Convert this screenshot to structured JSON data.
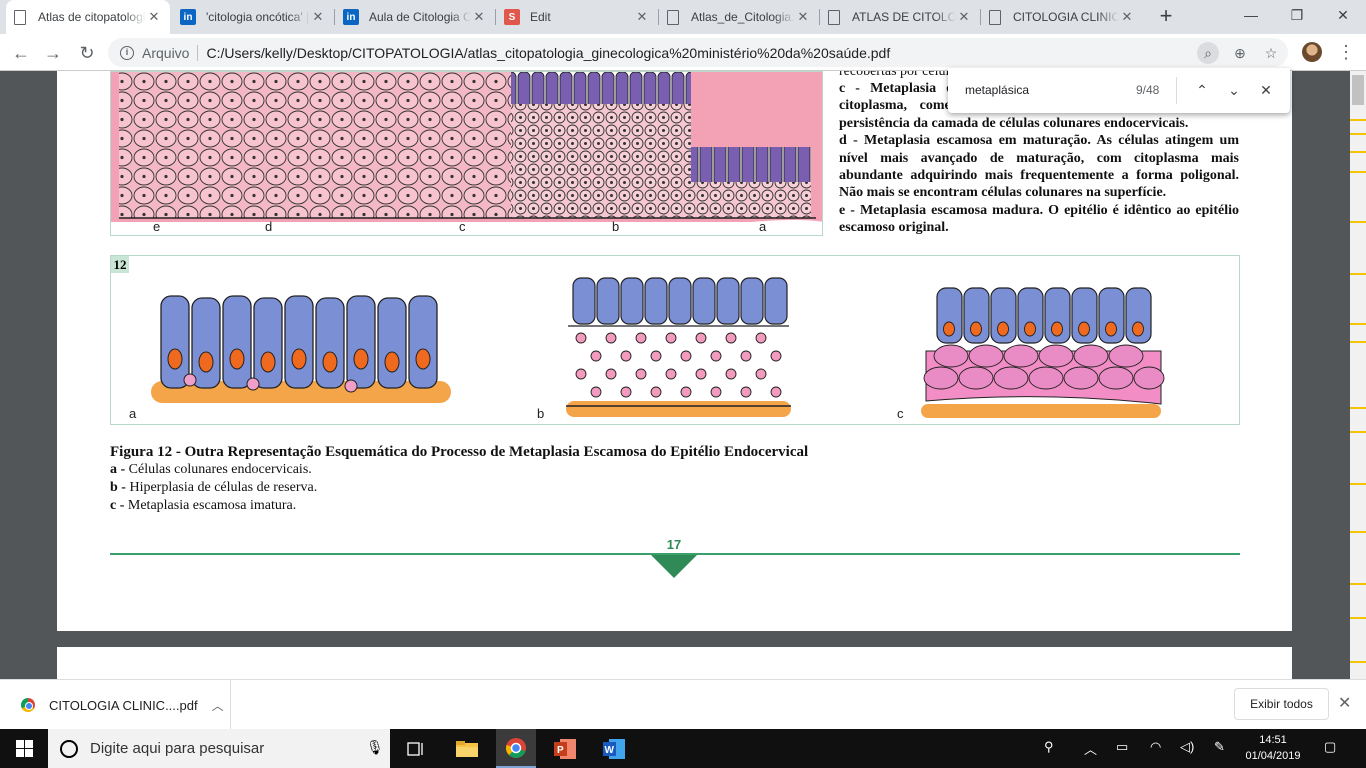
{
  "tabs": [
    {
      "title": "Atlas de citopatologia ginecologica ministério da saúde.pdf",
      "icon": "document-icon",
      "active": true
    },
    {
      "title": "'citologia oncótica' | LinkedIn",
      "icon": "linkedin-icon"
    },
    {
      "title": "Aula de Citologia Clínica | LinkedIn",
      "icon": "linkedin-icon"
    },
    {
      "title": "Edit",
      "icon": "slideshare-icon"
    },
    {
      "title": "Atlas_de_Citologia.pdf",
      "icon": "document-icon"
    },
    {
      "title": "ATLAS DE CITOLOGIA.pdf",
      "icon": "document-icon"
    },
    {
      "title": "CITOLOGIA CLINICA.pdf",
      "icon": "document-icon"
    }
  ],
  "toolbar": {
    "scheme_label": "Arquivo",
    "url": "C:/Users/kelly/Desktop/CITOPATOLOGIA/atlas_citopatologia_ginecologica%20ministério%20da%20saúde.pdf"
  },
  "find": {
    "query": "metaplásica",
    "count": "9/48"
  },
  "pdf": {
    "top_labels": [
      "e",
      "d",
      "c",
      "b",
      "a"
    ],
    "desc_lines": [
      {
        "prefix": "",
        "text": "recobertas por células colunares."
      },
      {
        "prefix": "c - ",
        "text": "Metaplasia escamosa imatura. As células possuem mais citoplasma, começando a se estratificar e há, por vezes, persistência da camada de células colunares endocervicais."
      },
      {
        "prefix": "d - ",
        "text": "Metaplasia escamosa em maturação. As células atingem um nível mais avançado de maturação, com citoplasma mais abundante adquirindo mais frequentemente a forma poligonal. Não mais se encontram células colunares na superfície."
      },
      {
        "prefix": "e - ",
        "text": "Metaplasia escamosa madura. O epitélio é idêntico ao epitélio escamoso original."
      }
    ],
    "fig_number": "12",
    "panel_labels": [
      "a",
      "b",
      "c"
    ],
    "caption_title": "Figura 12 - Outra Representação Esquemática do Processo de Metaplasia Escamosa do Epitélio Endocervical",
    "caption_items": [
      {
        "prefix": "a - ",
        "text": "Células colunares endocervicais."
      },
      {
        "prefix": "b - ",
        "text": "Hiperplasia de células de reserva."
      },
      {
        "prefix": "c - ",
        "text": "Metaplasia escamosa imatura."
      }
    ],
    "page_number": "17"
  },
  "download": {
    "file": "CITOLOGIA CLINIC....pdf",
    "show_all": "Exibir todos"
  },
  "taskbar": {
    "search_placeholder": "Digite aqui para pesquisar",
    "time": "14:51",
    "date": "01/04/2019"
  },
  "colors": {
    "accent_green": "#2f8a58",
    "cell_pink": "#f2a2b4",
    "cell_purple": "#7a5fb0",
    "nucleus_orange": "#ef6a1f"
  }
}
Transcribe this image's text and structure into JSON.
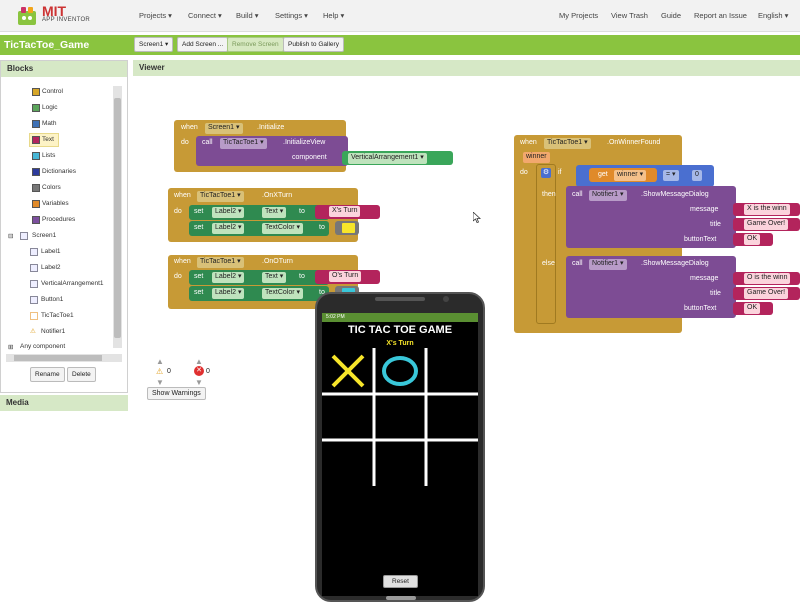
{
  "app": {
    "logo_title": "MIT",
    "logo_subtitle": "APP INVENTOR",
    "menu": [
      "Projects ▾",
      "Connect ▾",
      "Build ▾",
      "Settings ▾",
      "Help ▾"
    ],
    "right_menu": [
      "My Projects",
      "View Trash",
      "Guide",
      "Report an Issue",
      "English ▾"
    ]
  },
  "toolbar": {
    "project_name": "TicTacToe_Game",
    "screen_select": "Screen1 ▾",
    "add_screen": "Add Screen ...",
    "remove_screen": "Remove Screen",
    "publish": "Publish to Gallery"
  },
  "blocks_panel": {
    "title": "Blocks",
    "builtin": [
      {
        "label": "Control",
        "color": "#d6a628"
      },
      {
        "label": "Logic",
        "color": "#5ba55b"
      },
      {
        "label": "Math",
        "color": "#3f71b5"
      },
      {
        "label": "Text",
        "color": "#b3245c"
      },
      {
        "label": "Lists",
        "color": "#48b7d6"
      },
      {
        "label": "Dictionaries",
        "color": "#2d3b9c"
      },
      {
        "label": "Colors",
        "color": "#777777"
      },
      {
        "label": "Variables",
        "color": "#e08a2a"
      },
      {
        "label": "Procedures",
        "color": "#7c4f9e"
      }
    ],
    "screen": "Screen1",
    "components": [
      "Label1",
      "Label2",
      "VerticalArrangement1",
      "Button1",
      "TicTacToe1",
      "Notifier1"
    ],
    "any_component": "Any component",
    "rename": "Rename",
    "delete": "Delete",
    "media": "Media"
  },
  "viewer": {
    "title": "Viewer",
    "warnings_count": "0",
    "errors_count": "0",
    "show_warnings": "Show Warnings"
  },
  "blocks": {
    "init": {
      "when": "when",
      "comp": "Screen1 ▾",
      "event": ".Initialize",
      "do": "do",
      "call": "call",
      "call_comp": "TicTacToe1 ▾",
      "method": ".InitializeView",
      "arg_label": "component",
      "arg_value": "VerticalArrangement1 ▾"
    },
    "xturn": {
      "when": "when",
      "comp": "TicTacToe1 ▾",
      "event": ".OnXTurn",
      "do": "do",
      "set1": "set",
      "set1_comp": "Label2 ▾",
      "set1_prop": "Text ▾",
      "set1_to": "to",
      "set1_val": "X's Turn",
      "set2": "set",
      "set2_comp": "Label2 ▾",
      "set2_prop": "TextColor ▾",
      "set2_to": "to",
      "set2_color": "#f7e52a"
    },
    "oturn": {
      "when": "when",
      "comp": "TicTacToe1 ▾",
      "event": ".OnOTurn",
      "do": "do",
      "set1": "set",
      "set1_comp": "Label2 ▾",
      "set1_prop": "Text ▾",
      "set1_to": "to",
      "set1_val": "O's Turn",
      "set2": "set",
      "set2_comp": "Label2 ▾",
      "set2_prop": "TextColor ▾",
      "set2_to": "to",
      "set2_color": "#39c7d9"
    },
    "winner": {
      "when": "when",
      "comp": "TicTacToe1 ▾",
      "event": ".OnWinnerFound",
      "param": "winner",
      "do": "do",
      "if": "if",
      "get": "get",
      "get_var": "winner ▾",
      "op": "= ▾",
      "num": "0",
      "then": "then",
      "else": "else",
      "call": "call",
      "notifier": "Notifier1 ▾",
      "method": ".ShowMessageDialog",
      "message": "message",
      "title": "title",
      "button_text": "buttonText",
      "then_message": "X is the winn",
      "then_title": "Game Over!",
      "then_button": "OK",
      "else_message": "O is the winn",
      "else_title": "Game Over!",
      "else_button": "OK"
    }
  },
  "phone": {
    "status_time": "5:02 PM",
    "title": "TIC TAC TOE GAME",
    "turn": "X's Turn",
    "turn_color": "#f7e52a",
    "board": [
      "X",
      "O",
      "",
      "",
      "",
      "",
      "",
      "",
      ""
    ],
    "x_color": "#f7e52a",
    "o_color": "#39c7d9",
    "reset": "Reset"
  }
}
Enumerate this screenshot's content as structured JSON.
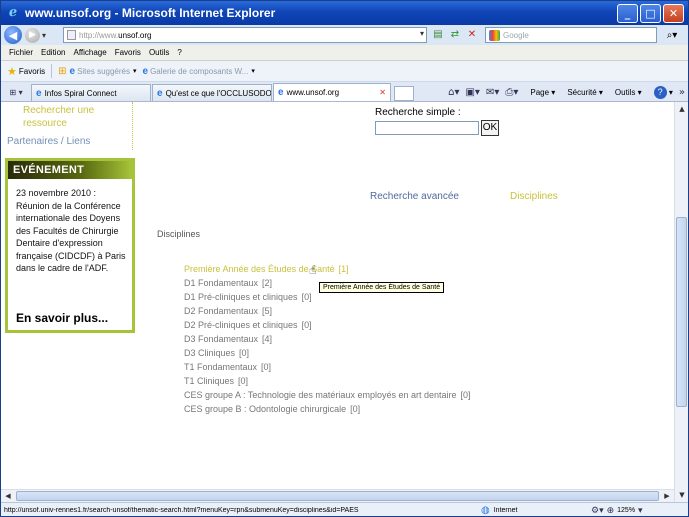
{
  "window": {
    "title": "www.unsof.org - Microsoft Internet Explorer",
    "minimize": "_",
    "maximize": "□",
    "close": "✕"
  },
  "address_bar": {
    "url_prefix": "http://www.",
    "url_domain": "unsof.org",
    "search_placeholder": "Google"
  },
  "menu": [
    "Fichier",
    "Edition",
    "Affichage",
    "Favoris",
    "Outils",
    "?"
  ],
  "favorites_bar": {
    "favorites_label": "Favoris",
    "suggested_sites": "Sites suggérés",
    "gallery": "Galerie de composants W..."
  },
  "tabs": [
    {
      "label": "Infos Spiral Connect",
      "active": false
    },
    {
      "label": "Qu'est ce que l'OCCLUSODO...",
      "active": false
    },
    {
      "label": "www.unsof.org",
      "active": true
    }
  ],
  "commands": {
    "page": "Page",
    "security": "Sécurité",
    "tools": "Outils"
  },
  "sidebar": {
    "search_resource": "Rechercher une ressource",
    "partners": "Partenaires / Liens",
    "event_heading": "EVÉNEMENT",
    "event_text": "23 novembre 2010 : Réunion de la Conférence internationale des Doyens des Facultés de Chirurgie Dentaire d'expression française (CIDCDF) à Paris dans le cadre de l'ADF.",
    "event_more": "En savoir plus..."
  },
  "search": {
    "label": "Recherche simple :",
    "button": "OK",
    "advanced": "Recherche avancée",
    "disciplines_link": "Disciplines"
  },
  "disciplines": {
    "title": "Disciplines",
    "items": [
      {
        "label": "Première Année des Études de Santé",
        "count": "[1]",
        "highlight": true
      },
      {
        "label": "D1 Fondamentaux",
        "count": "[2]"
      },
      {
        "label": "D1 Pré-cliniques et cliniques",
        "count": "[0]"
      },
      {
        "label": "D2 Fondamentaux",
        "count": "[5]"
      },
      {
        "label": "D2 Pré-cliniques et cliniques",
        "count": "[0]"
      },
      {
        "label": "D3 Fondamentaux",
        "count": "[4]"
      },
      {
        "label": "D3 Cliniques",
        "count": "[0]"
      },
      {
        "label": "T1 Fondamentaux",
        "count": "[0]"
      },
      {
        "label": "T1 Cliniques",
        "count": "[0]"
      },
      {
        "label": "CES groupe A : Technologie des matériaux employés en art dentaire",
        "count": "[0]"
      },
      {
        "label": "CES groupe B : Odontologie chirurgicale",
        "count": "[0]"
      }
    ],
    "tooltip": "Première Année des Études de Santé"
  },
  "status_bar": {
    "url": "http://unsof.univ-rennes1.fr/search-unsof/thematic-search.html?menuKey=rpn&submenuKey=disciplines&id=PAES",
    "zone": "Internet",
    "zoom": "125%"
  },
  "colors": {
    "accent_olive": "#c8c23c",
    "event_border": "#a6c43a",
    "link_blue": "#4d6b9a"
  }
}
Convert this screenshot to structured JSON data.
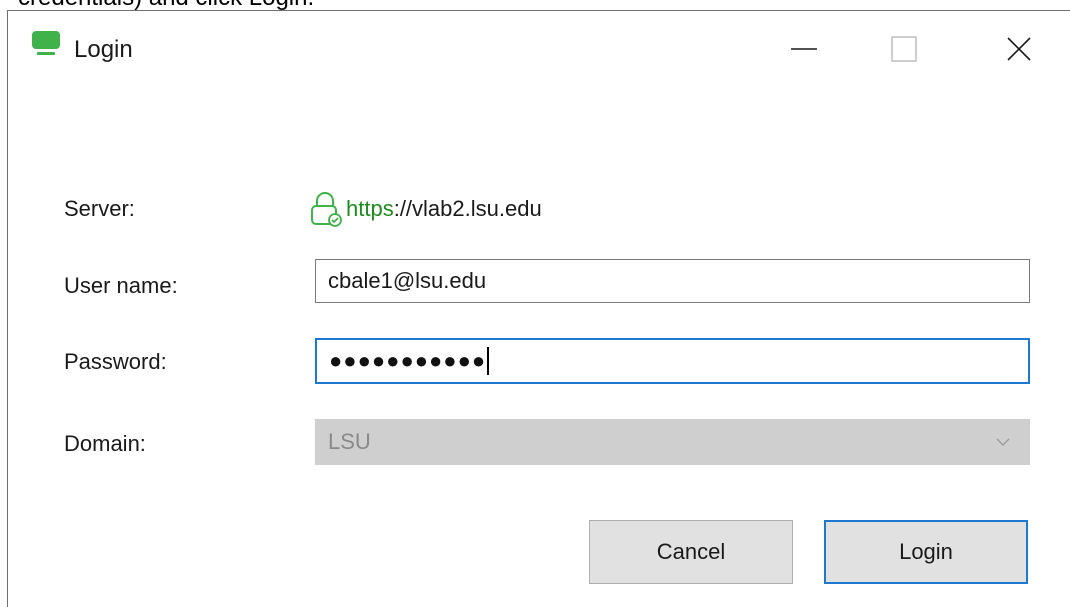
{
  "instruction_caption": "credentials) and click Login.",
  "window": {
    "title": "Login",
    "icon": "monitor-icon",
    "accent_color": "#3fb24a",
    "controls": {
      "minimize": "minimize-icon",
      "maximize": "maximize-icon",
      "close": "close-icon"
    }
  },
  "form": {
    "server": {
      "label": "Server:",
      "scheme": "https",
      "rest": "://vlab2.lsu.edu",
      "scheme_color": "#1f8a1f"
    },
    "username": {
      "label": "User name:",
      "value": "cbale1@lsu.edu"
    },
    "password": {
      "label": "Password:",
      "masked_value": "●●●●●●●●●●●"
    },
    "domain": {
      "label": "Domain:",
      "value": "LSU",
      "disabled": true
    }
  },
  "buttons": {
    "cancel_label": "Cancel",
    "login_label": "Login"
  },
  "focus_color": "#1e78d2"
}
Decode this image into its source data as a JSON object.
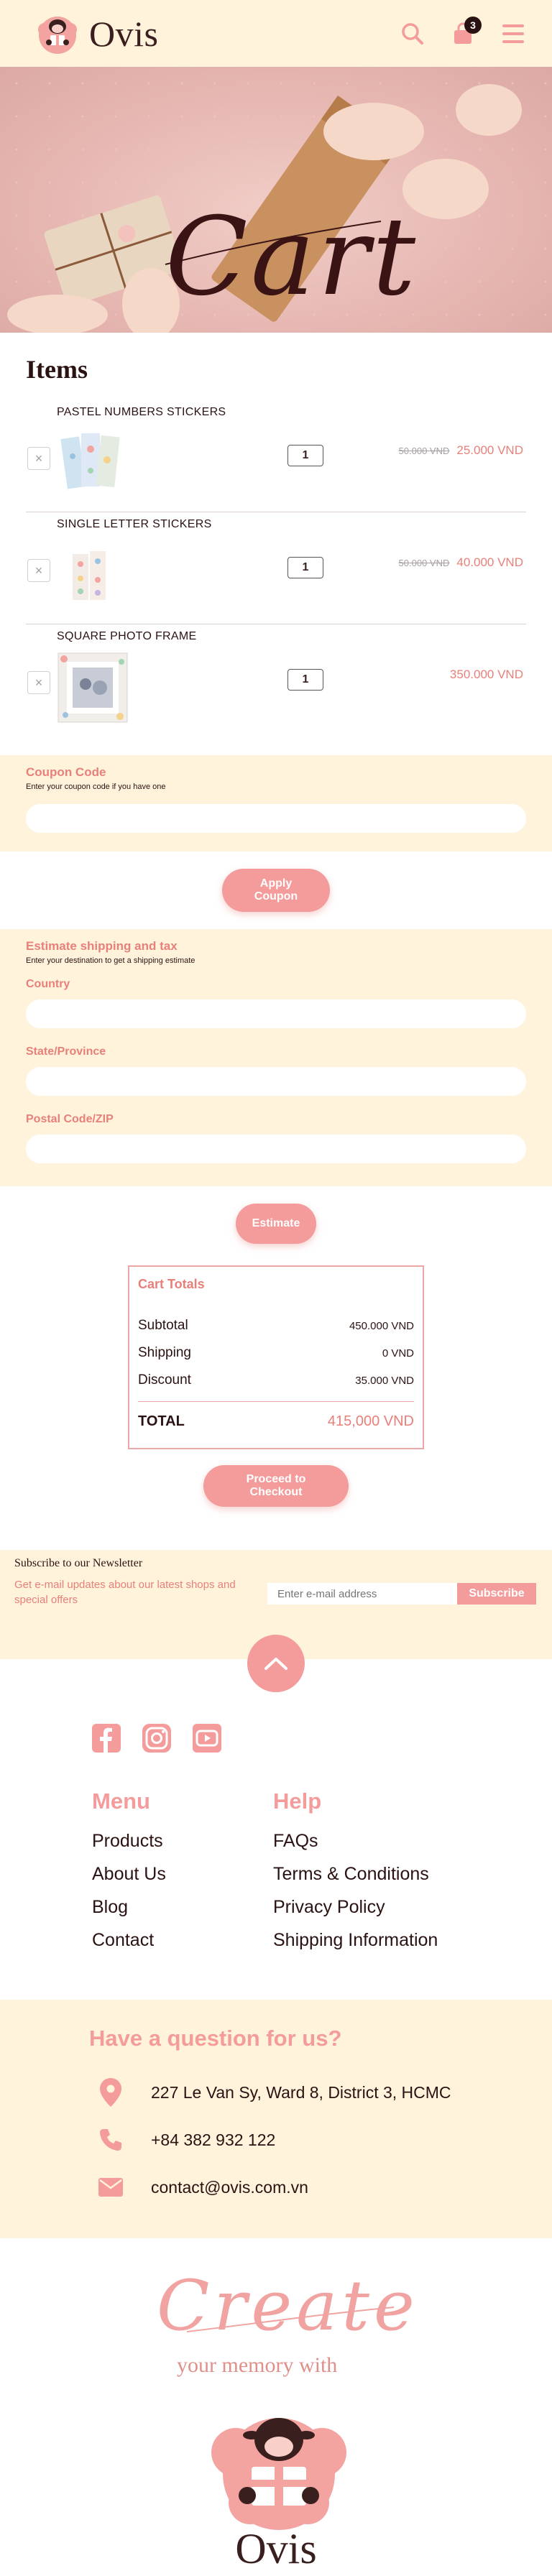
{
  "header": {
    "brand": "Ovis",
    "cart_count": "3",
    "icons": [
      "search-icon",
      "cart-icon",
      "menu-icon"
    ]
  },
  "hero": {
    "title": "Cart"
  },
  "items_section": {
    "title": "Items",
    "items": [
      {
        "name": "PASTEL NUMBERS STICKERS",
        "qty": "1",
        "old_price": "50.000 VND",
        "price": "25.000 VND"
      },
      {
        "name": "SINGLE LETTER STICKERS",
        "qty": "1",
        "old_price": "50.000 VND",
        "price": "40.000 VND"
      },
      {
        "name": "SQUARE PHOTO FRAME",
        "qty": "1",
        "old_price": "",
        "price": "350.000 VND"
      }
    ],
    "remove_symbol": "×"
  },
  "coupon": {
    "label": "Coupon Code",
    "hint": "Enter your coupon code if you have one",
    "placeholder": "",
    "button": "Apply Coupon"
  },
  "shipping": {
    "label": "Estimate shipping and tax",
    "hint": "Enter your destination to get a shipping estimate",
    "country_label": "Country",
    "state_label": "State/Province",
    "postal_label": "Postal Code/ZIP",
    "button": "Estimate"
  },
  "totals": {
    "title": "Cart Totals",
    "subtotal_label": "Subtotal",
    "subtotal": "450.000 VND",
    "shipping_label": "Shipping",
    "shipping": "0 VND",
    "discount_label": "Discount",
    "discount": "35.000 VND",
    "total_label": "TOTAL",
    "total": "415,000 VND",
    "checkout_button": "Proceed to Checkout"
  },
  "newsletter": {
    "title": "Subscribe to our Newsletter",
    "desc": "Get e-mail updates about our latest shops and special offers",
    "placeholder": "Enter e-mail address",
    "button": "Subscribe"
  },
  "footer": {
    "social": [
      "facebook-icon",
      "instagram-icon",
      "youtube-icon"
    ],
    "menu_title": "Menu",
    "menu": [
      "Products",
      "About Us",
      "Blog",
      "Contact"
    ],
    "help_title": "Help",
    "help": [
      "FAQs",
      "Terms & Conditions",
      "Privacy Policy",
      "Shipping Information"
    ]
  },
  "contact": {
    "title": "Have a question for us?",
    "address": "227 Le Van Sy, Ward 8,  District 3, HCMC",
    "phone": "+84 382 932 122",
    "email": "contact@ovis.com.vn"
  },
  "promo": {
    "create": "Create",
    "subtitle": "your memory with",
    "brand": "Ovis"
  },
  "colors": {
    "accent": "#f49b9b",
    "accent_text": "#e8807a",
    "cream": "#fff3dc",
    "dark": "#2b1212"
  }
}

--------------------

Scan the material above. Copy each line that holds the word "Année".

        "label": "Première Année des Études de Santé",
    "tooltip": "Première Année des Études de Santé"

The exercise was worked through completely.